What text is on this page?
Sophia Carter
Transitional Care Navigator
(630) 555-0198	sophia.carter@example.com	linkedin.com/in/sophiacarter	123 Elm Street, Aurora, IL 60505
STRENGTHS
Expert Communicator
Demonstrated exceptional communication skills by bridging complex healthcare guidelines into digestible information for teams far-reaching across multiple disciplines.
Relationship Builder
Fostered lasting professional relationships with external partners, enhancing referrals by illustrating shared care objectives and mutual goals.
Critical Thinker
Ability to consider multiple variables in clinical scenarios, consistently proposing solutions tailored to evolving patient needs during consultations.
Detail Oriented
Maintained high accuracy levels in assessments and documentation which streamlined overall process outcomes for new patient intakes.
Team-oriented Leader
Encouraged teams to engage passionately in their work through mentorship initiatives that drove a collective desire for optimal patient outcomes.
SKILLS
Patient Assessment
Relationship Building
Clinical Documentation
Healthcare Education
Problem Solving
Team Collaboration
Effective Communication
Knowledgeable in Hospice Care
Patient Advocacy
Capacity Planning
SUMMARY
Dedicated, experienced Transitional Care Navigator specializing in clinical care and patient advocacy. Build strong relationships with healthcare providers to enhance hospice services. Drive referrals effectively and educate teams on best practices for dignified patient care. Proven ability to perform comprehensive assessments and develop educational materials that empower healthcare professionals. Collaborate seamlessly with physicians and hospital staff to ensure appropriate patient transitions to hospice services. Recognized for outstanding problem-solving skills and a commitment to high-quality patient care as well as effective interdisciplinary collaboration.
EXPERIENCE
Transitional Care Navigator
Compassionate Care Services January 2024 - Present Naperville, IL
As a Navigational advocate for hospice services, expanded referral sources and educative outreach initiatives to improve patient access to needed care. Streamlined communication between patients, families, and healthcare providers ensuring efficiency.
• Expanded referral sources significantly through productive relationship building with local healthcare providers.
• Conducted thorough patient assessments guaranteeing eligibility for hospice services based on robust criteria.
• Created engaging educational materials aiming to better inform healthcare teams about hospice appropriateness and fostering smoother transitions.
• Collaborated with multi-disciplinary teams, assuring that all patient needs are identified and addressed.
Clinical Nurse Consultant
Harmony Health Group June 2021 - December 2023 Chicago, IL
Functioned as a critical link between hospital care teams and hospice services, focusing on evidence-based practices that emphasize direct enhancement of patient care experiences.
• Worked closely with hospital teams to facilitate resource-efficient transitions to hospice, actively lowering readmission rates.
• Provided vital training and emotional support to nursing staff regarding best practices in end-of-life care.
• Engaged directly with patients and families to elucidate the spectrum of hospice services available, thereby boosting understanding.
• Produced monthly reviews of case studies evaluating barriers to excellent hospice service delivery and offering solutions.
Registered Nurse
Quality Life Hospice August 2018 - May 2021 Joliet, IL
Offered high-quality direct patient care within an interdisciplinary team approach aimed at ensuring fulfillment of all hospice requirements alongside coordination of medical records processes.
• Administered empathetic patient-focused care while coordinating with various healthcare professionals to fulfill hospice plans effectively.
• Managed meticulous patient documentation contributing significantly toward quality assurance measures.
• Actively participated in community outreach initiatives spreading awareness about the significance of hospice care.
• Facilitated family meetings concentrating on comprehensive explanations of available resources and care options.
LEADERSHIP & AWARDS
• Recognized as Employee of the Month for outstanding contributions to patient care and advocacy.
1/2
=====
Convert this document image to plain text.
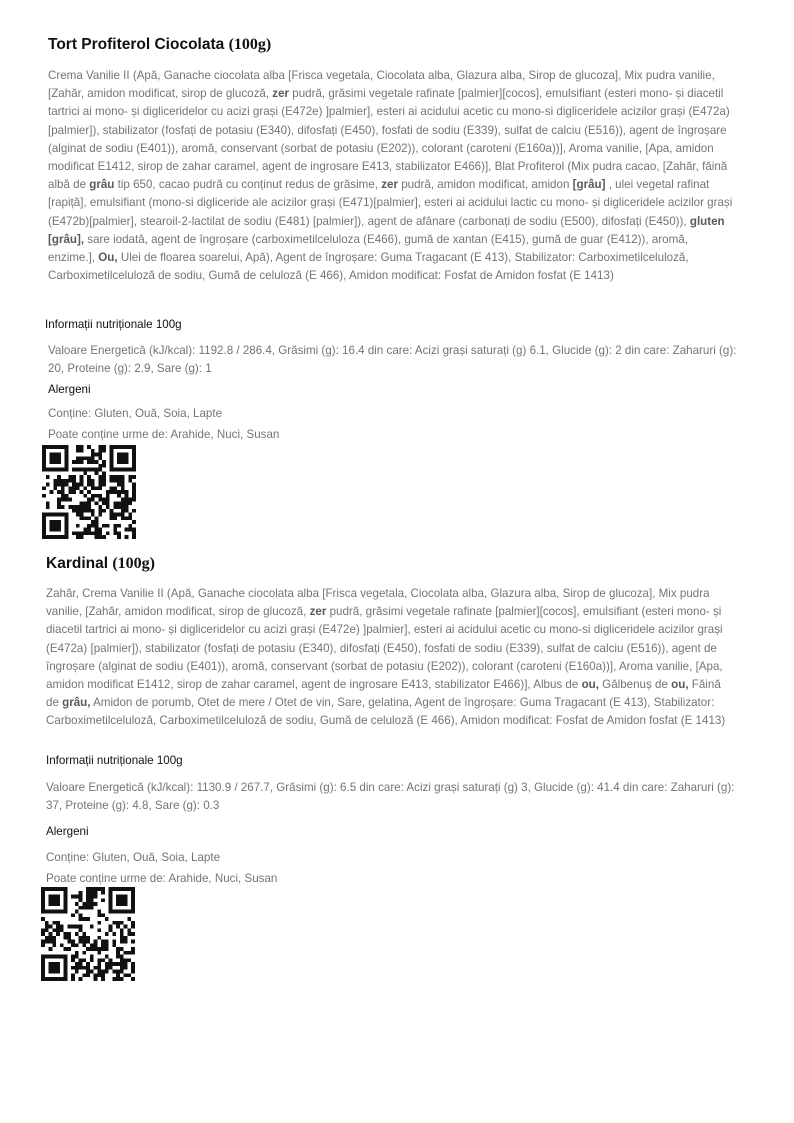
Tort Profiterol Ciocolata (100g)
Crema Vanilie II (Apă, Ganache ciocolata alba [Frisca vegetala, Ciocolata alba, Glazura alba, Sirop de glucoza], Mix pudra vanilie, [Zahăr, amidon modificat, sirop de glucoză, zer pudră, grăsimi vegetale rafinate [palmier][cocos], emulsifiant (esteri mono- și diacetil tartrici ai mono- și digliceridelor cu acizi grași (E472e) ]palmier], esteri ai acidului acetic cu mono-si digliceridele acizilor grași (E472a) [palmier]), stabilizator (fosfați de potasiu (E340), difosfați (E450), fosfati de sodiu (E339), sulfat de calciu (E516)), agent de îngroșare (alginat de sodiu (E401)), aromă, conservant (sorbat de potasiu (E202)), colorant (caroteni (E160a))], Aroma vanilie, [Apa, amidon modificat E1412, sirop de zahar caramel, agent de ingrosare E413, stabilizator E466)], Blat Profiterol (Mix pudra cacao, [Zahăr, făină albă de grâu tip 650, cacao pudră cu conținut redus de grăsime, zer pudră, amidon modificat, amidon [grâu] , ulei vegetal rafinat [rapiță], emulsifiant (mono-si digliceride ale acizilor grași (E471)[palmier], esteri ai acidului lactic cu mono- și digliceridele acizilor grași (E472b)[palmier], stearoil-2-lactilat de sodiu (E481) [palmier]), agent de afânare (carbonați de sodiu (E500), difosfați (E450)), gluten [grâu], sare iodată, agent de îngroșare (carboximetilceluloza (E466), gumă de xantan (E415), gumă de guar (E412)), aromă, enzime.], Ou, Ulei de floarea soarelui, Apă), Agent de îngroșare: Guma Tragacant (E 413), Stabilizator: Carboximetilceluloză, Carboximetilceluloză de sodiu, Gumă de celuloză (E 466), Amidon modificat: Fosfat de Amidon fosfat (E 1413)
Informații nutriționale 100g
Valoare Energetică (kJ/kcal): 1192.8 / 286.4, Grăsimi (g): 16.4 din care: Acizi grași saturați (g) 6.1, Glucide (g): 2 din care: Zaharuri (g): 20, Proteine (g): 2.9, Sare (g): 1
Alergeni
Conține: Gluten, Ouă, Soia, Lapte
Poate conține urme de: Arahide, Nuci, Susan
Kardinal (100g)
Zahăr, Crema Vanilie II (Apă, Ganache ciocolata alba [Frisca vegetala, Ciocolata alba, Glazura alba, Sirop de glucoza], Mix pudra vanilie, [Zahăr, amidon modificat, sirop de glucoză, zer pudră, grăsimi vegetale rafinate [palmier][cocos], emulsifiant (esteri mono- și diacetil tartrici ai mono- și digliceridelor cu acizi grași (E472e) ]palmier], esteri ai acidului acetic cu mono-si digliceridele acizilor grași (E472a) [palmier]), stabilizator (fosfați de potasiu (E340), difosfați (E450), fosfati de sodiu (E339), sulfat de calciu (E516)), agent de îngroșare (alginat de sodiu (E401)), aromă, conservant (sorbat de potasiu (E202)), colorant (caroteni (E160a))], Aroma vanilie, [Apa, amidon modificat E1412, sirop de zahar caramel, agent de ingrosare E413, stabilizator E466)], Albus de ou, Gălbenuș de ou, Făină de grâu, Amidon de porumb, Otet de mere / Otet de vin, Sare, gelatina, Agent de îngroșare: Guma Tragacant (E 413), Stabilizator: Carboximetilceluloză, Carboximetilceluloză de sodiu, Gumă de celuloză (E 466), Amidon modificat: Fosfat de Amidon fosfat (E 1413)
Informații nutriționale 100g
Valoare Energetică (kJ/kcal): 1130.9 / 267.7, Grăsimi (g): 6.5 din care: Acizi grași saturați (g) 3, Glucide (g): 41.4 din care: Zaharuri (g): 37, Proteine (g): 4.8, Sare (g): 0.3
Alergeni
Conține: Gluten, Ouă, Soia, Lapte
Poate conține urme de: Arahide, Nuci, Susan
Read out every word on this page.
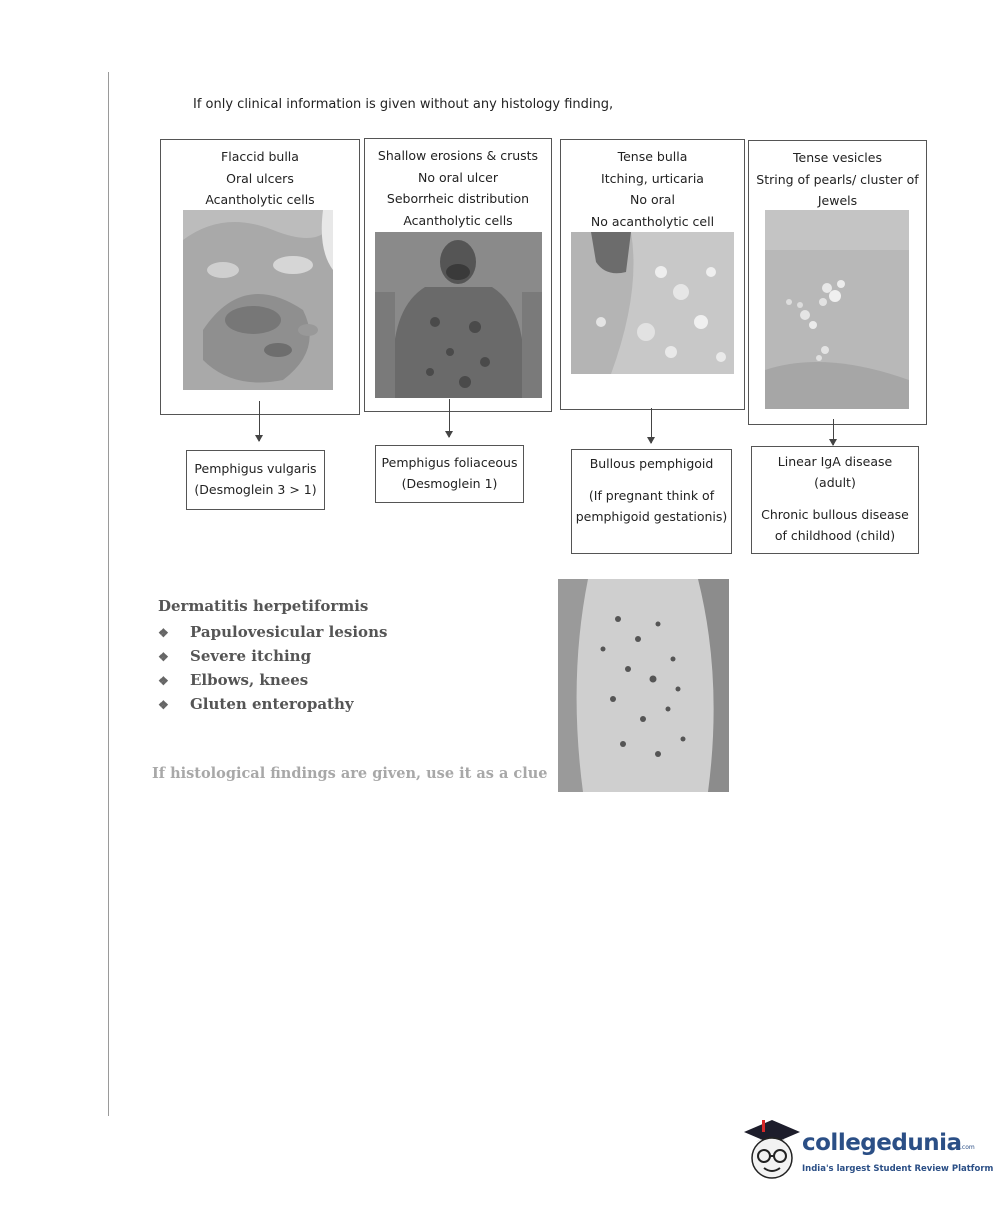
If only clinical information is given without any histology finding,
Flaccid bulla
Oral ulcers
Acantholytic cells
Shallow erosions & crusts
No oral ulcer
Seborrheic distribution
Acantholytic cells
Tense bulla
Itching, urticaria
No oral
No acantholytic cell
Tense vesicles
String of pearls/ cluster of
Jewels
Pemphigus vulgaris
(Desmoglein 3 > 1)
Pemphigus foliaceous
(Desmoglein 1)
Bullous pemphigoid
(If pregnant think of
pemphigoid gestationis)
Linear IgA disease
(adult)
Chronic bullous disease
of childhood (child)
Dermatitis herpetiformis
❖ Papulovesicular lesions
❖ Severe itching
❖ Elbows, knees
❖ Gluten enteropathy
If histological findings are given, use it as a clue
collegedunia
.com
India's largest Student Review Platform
=====
**Work instruction**
Scan the entries and show every line in which the word "significantly" is found.

**Result of the exercise**
• Expanded referral sources significantly through productive relationship building with local healthcare providers.
• Managed meticulous patient documentation contributing significantly toward quality assurance measures.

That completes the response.